═══ Document text

As we approach in a few weeks most fiscal year ends, we will surely be reading the usual list of major acquisitions made during the year, the corresponding value of the deals, and the key advisors behind the top transactions. The list is usually interesting material for a read. What I would love to see, however, is a list of which mergers and acquisitions deals made three years ago worked, and which ones failed—and then the list of the major advisors for each. Statistics indicate that a vast majority of acquisitions do not end up as planned. I attribute most of the failures to a handful of reasons. Let’s review them together and see, firstly if you agree with me, and also, how with few practical suggestions we can make mergers and acquistions work better.

Most textbooks tell us that mergers and acquisitions are made for the following five key benefits:

§ Acquiring market share

§ Diversification of product and service offerings

§ Increasing plant capacity or distribution channels

§ Acquiring specific strategic expertise, R&D, and/or assets

§ Reduction of financial risk

The attractiveness of acquisitions is also highlighted by the speed of growth effect of owning new assets and resources “overnight”. You make a one-time investment, which hit your balance sheet just once. You can grow through regular organic growth or through the acquisition route. Regular organic growth takes time to achieve versus the acquisition route, which is much quicker growth.

Basically, all these reasons and benefits are technically correct, but the main reason for acquisitions is in acquiring a larger market share, which leads to improved control over pricing, which results in improved profitability. This may be an over-simplification, but that’s the bottom line for most mergers and acquisitions.

══════

> What to do:
**A)** From the text on mergers and acquisitions, list the five key benefits that most textbooks give as reasons for such deals.
**B)** Resume the text on mergers and acquisitions, picking up right after its final sentence.

═══ Supplied data

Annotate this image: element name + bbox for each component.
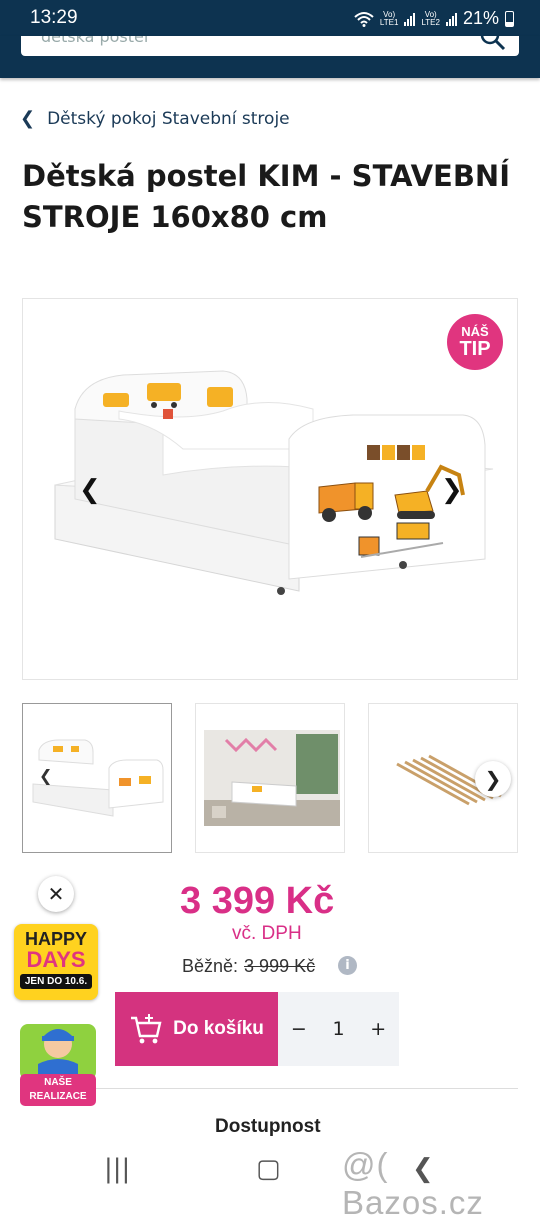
status-icons: Vo) LTE1 Vo) LTE2 21% [354,8,514,29]
close-icon[interactable]: ✕ [38,876,74,912]
realizace-label: NAŠE REALIZACE [20,1074,96,1106]
quantity-value[interactable]: 1 [332,1018,344,1040]
chevron-left-icon[interactable]: ❮ [20,108,35,129]
cart-icon [131,1014,162,1044]
clock: 13:29 [30,7,78,28]
chevron-right-icon[interactable]: ❯ [475,761,511,797]
quantity-minus-button[interactable]: − [291,1018,307,1040]
chevron-right-icon[interactable]: ❯ [441,475,463,505]
happy-line3: JEN DO 10.6. [20,974,92,989]
status-bar: 13:29 Vo) LTE1 Vo) LTE2 21% [0,0,540,36]
home-icon[interactable]: ▢ [256,1154,281,1184]
signal-icon [445,12,457,26]
search-icon[interactable] [479,36,507,52]
product-title: Dětská postel KIM - STAVEBNÍ STROJE 160x… [22,159,510,234]
badge-line2: TIP [459,338,491,360]
thumbnail-bed-front[interactable]: ❮ [22,703,172,853]
breadcrumb-link[interactable]: Dětský pokoj Stavební stroje [47,109,290,129]
network-lte1: Vo) LTE1 [379,9,399,27]
chevron-left-icon[interactable]: ❮ [39,766,52,785]
breadcrumb[interactable]: ❮ Dětský pokoj Stavební stroje [20,108,290,129]
battery-percent: 21% [462,8,499,28]
search-input[interactable]: dětská postel [21,36,519,56]
regular-price: 3 999 Kč [244,956,316,976]
signal-icon [404,12,416,26]
happy-line1: HAPPY [24,929,87,949]
regular-label: Běžně: [182,956,239,976]
product-image-gallery[interactable]: NÁŠ TIP ❮ ❯ [22,298,518,680]
add-to-cart-label: Do košíku [173,1018,264,1039]
badge-line1: NÁŠ [461,324,489,339]
network-lte2: Vo) LTE2 [421,9,440,27]
recent-apps-icon[interactable]: ||| [104,1154,130,1184]
happy-days-badge[interactable]: HAPPY DAYS JEN DO 10.6. [14,924,98,1000]
chevron-left-icon[interactable]: ❮ [79,475,101,505]
watermark: @( Bazos.cz [342,1146,484,1221]
availability-heading: Dostupnost [215,1116,321,1137]
quantity-stepper: − 1 + [278,992,399,1066]
price-current: 3 399 Kč [180,880,335,922]
battery-icon [505,10,514,27]
thumbnail-strip: ❮ ❯ [22,703,518,853]
realizace-badge[interactable]: NAŠE REALIZACE [16,1016,100,1106]
price-regular: Běžně: 3 999 Kč [182,956,315,977]
thumbnail-bed-room[interactable] [195,703,345,853]
wifi-icon [354,11,374,27]
happy-line2: DAYS [26,947,86,972]
thumbnail-slatted-base[interactable]: ❯ [368,703,518,853]
quantity-plus-button[interactable]: + [370,1018,386,1040]
info-icon[interactable]: i [338,956,357,975]
our-tip-badge: NÁŠ TIP [447,314,503,370]
room-thumbnail [204,730,340,826]
site-header: dětská postel [0,36,540,78]
worker-icon [20,1024,96,1080]
add-to-cart-button[interactable]: Do košíku [115,992,278,1066]
price-vat-label: vč. DPH [232,923,302,944]
search-placeholder: dětská postel [41,36,149,46]
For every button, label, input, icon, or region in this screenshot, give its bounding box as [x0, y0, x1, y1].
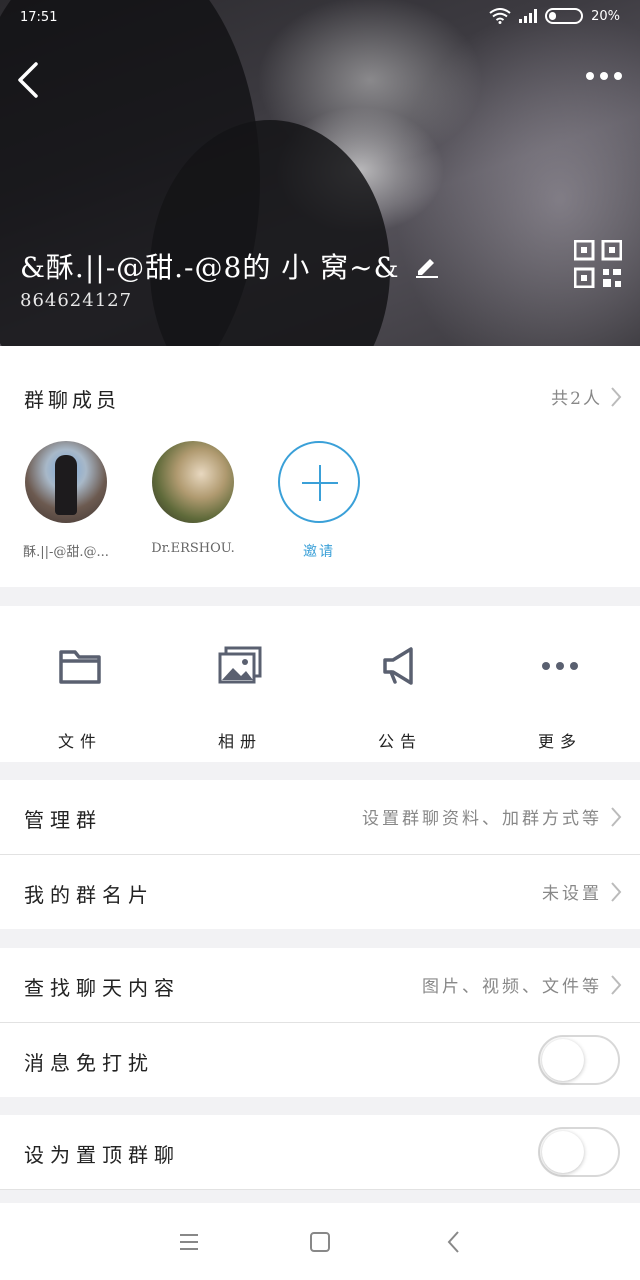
- files-tool[interactable]: 文件: [0, 646, 160, 752]
- invite-label: 邀请: [303, 544, 335, 560]
- status-icons: 20%: [489, 8, 620, 24]
- more-tool[interactable]: 更多: [480, 646, 640, 752]
- manage-group-row[interactable]: 管理群 设置群聊资料、加群方式等: [0, 780, 640, 854]
- group-name-row: &酥.||-@甜.-@8的 小 窝~&: [20, 246, 440, 286]
- tool-label: 更多: [537, 732, 582, 751]
- row-label: 管理群: [24, 808, 102, 832]
- mute-toggle[interactable]: [538, 1035, 620, 1085]
- back-nav-icon[interactable]: [441, 1229, 467, 1255]
- row-value-wrap: 设置群聊资料、加群方式等: [362, 804, 622, 829]
- megaphone-icon: [383, 647, 413, 685]
- my-group-card-row[interactable]: 我的群名片 未设置: [0, 855, 640, 929]
- qr-code-icon[interactable]: [574, 240, 622, 288]
- members-count-link[interactable]: 共2人: [551, 384, 622, 409]
- members-count: 共2人: [551, 389, 602, 409]
- more-options-button[interactable]: [586, 72, 622, 80]
- group-tools: 文件 相册 公告 更多: [0, 606, 640, 762]
- announcement-tool[interactable]: 公告: [320, 646, 480, 752]
- more-icon: [542, 662, 578, 670]
- album-tool[interactable]: 相册: [160, 646, 320, 752]
- menu-icon[interactable]: [176, 1229, 202, 1255]
- battery-icon: [545, 8, 584, 24]
- back-button[interactable]: [14, 60, 44, 100]
- row-value-wrap: 未设置: [542, 879, 622, 904]
- chevron-right-icon: [611, 386, 622, 407]
- row-value: 图片、视频、文件等: [422, 977, 602, 997]
- row-value-wrap: 图片、视频、文件等: [422, 972, 622, 997]
- tool-label: 公告: [377, 732, 422, 751]
- folder-icon: [59, 650, 101, 684]
- chevron-right-icon: [611, 806, 622, 827]
- dot-icon: [600, 72, 608, 80]
- mute-row: 消息免打扰: [0, 1023, 640, 1097]
- members-title: 群聊成员: [24, 388, 120, 412]
- signal-icon: [519, 9, 538, 23]
- divider: [0, 1189, 640, 1190]
- row-value: 设置群聊资料、加群方式等: [362, 809, 602, 829]
- pin-toggle[interactable]: [538, 1127, 620, 1177]
- search-chat-row[interactable]: 查找聊天内容 图片、视频、文件等: [0, 948, 640, 1022]
- album-icon: [218, 646, 262, 684]
- row-label: 我的群名片: [24, 883, 154, 907]
- row-value: 未设置: [542, 884, 602, 904]
- members-section: 群聊成员 共2人 酥.||-@甜.@... Dr.ERSHOU. 邀请: [0, 346, 640, 587]
- wifi-icon: [489, 8, 511, 24]
- tool-label: 相册: [217, 732, 262, 751]
- pin-row: 设为置顶群聊: [0, 1115, 640, 1189]
- status-time: 17:51: [20, 10, 58, 25]
- home-icon[interactable]: [307, 1229, 333, 1255]
- battery-percent: 20%: [591, 8, 620, 24]
- chevron-right-icon: [611, 881, 622, 902]
- avatar[interactable]: [152, 441, 234, 523]
- row-label: 消息免打扰: [24, 1051, 154, 1075]
- edit-icon[interactable]: [414, 253, 440, 279]
- system-nav-bar: [0, 1203, 640, 1280]
- group-id: 864624127: [20, 290, 133, 311]
- dot-icon: [614, 72, 622, 80]
- avatar[interactable]: [25, 441, 107, 523]
- group-header: 17:51 20% &酥.||-@甜.-@8的 小 窝~& 864624127: [0, 0, 640, 346]
- chevron-right-icon: [611, 974, 622, 995]
- row-label: 设为置顶群聊: [24, 1143, 180, 1167]
- row-label: 查找聊天内容: [24, 976, 180, 1000]
- tool-label: 文件: [57, 732, 102, 751]
- invite-button[interactable]: [278, 441, 360, 523]
- dot-icon: [586, 72, 594, 80]
- member-name: Dr.ERSHOU.: [151, 541, 235, 556]
- group-name: &酥.||-@甜.-@8的 小 窝~&: [20, 251, 400, 284]
- member-name: 酥.||-@甜.@...: [23, 545, 109, 560]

══════

> Answers provided:
**A)**
- Acquiring market share
- Diversification of product and service offerings
- Increasing plant capacity or distribution channels
- Acquiring specific strategic expertise, R&D, and/or assets
- Reduction of financial risk

**B)**
Another important aspect of acquisitions is that government approval must usually be obtained for the large ones.

All the major consulting and accounting firms stand ready to help you identify targeted companies, assist you put together a plan of attack, help you evaluate, negotiate and finance the deal, obtain government approval, do the legal paperwork, and address fiscal strategy. You can get all the help you need until a successful close of the deal.

All this is true, but once the acquisition is consumed and the advisors collect their fees, the army of accountants, lawyers, experts, and advisors leave wishing you much success for “many happy years”… You are usually, left alone to sort out the new customers acquired, the new employees that are now members of your family, the new assets that were purchased, and most importantly, the new “culture” you have just inherited.

This is when you need help most, and nobody is around to help you put together these two organizations, or in other words, digest what you just ate.

Post-acquisition planning and execution is the main reason acquisitions fail. For an acquisition to succeed, there must be a comprehensive plan in place and one that has been researched well and put together by the new team and not by some consultants and advisors. Many acquisitions have earn-out clauses, meaning that a portion of the agreed upon price of the deal is paid up front and a second part is earned and paid as the benefits of the mergers and acquisitions are realized/harvested. So, why not have advisors and consultants paid in the same manner? This would solve 80 per cent of the problems. Eating is not the problem; it is the digestion that is the problem.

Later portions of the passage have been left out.